> **PAGE EXTRACT**
----------------
Court Opinion

ID: 9886341
Source: CourtListenerOpinion
Date Created: 2023-10-06 16:00:32.986511+00
Date Added: 2024-06-11T07:49:18.900646
License: Public Domain

SHIRLEY S. ABRAHAMSON, J. (dissenting).
¶ 59 The majority holds that Sholar's ineffective assistance of counsel claim fails because he is unable to demonstrate that he was prejudiced by trial counsel's failure to object to the submission of Exhibit 791 to the jury during deliberations.
¶ 60 Unlike the majority, I find the instant case to be a close call. On the whole, I conclude that Exhibit 79 is so prejudicial that my confidence in the outcome of Sholar's entire trial is undermined.
*108¶ 61 Although the majority correctly concludes that prejudice may be determined on a count-by-count basis, the majority acknowledges that there may be circumstances in which trial counsel's deficient performance results in errors that are so prejudicial that the result of the entire trial is undermined.2
¶ 62 In State v. Sullivan, the court set forth what constitutes "unfair prejudice." The Sullivan court explained:
Unfair prejudice results when the proffered evidence has a tendency to influence the outcome by improper means or if it appeals to the jury's sympathies, arouses its sense of horror, provokes its instinct to punish or otherwise causes a jury to base its decision on something *599other than the established propositions in the case. In this case the danger of unfair prejudice was that the jurors would be so influenced by the other acts evidence that they would be likely to convict the defendant because the other acts evidence showed him to be a bad man.
----------------
> **Bounding box prediction data**

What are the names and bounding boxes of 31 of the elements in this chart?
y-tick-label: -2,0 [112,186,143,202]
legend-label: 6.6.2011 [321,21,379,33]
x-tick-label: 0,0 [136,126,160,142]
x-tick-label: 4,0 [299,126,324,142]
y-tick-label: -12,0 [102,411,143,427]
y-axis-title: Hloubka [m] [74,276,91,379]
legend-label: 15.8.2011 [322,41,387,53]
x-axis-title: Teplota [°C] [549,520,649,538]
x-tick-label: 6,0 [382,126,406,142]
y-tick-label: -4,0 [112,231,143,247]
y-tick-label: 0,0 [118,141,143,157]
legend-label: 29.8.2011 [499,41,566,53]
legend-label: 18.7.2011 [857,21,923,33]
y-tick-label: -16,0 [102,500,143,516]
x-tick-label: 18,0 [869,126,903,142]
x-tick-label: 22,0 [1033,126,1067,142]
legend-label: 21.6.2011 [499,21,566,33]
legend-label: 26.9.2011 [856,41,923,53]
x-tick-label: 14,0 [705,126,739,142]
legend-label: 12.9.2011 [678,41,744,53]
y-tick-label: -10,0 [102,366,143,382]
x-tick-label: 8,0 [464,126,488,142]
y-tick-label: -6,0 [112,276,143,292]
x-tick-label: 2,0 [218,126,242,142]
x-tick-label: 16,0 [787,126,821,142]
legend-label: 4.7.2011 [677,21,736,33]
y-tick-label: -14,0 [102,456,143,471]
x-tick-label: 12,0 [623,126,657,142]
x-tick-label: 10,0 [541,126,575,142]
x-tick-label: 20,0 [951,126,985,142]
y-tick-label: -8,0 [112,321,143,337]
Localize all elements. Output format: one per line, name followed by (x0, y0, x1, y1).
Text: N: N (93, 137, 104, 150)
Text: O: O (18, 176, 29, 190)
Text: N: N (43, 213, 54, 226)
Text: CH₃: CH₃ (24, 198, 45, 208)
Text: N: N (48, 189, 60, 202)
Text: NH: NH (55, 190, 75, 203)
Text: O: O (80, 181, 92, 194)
----------------
> **PROBLEM DETAILS**
In the dissenting opinion, which case set forth what constitutes "unfair prejudice"?

> **REPLY**
State v. Sullivan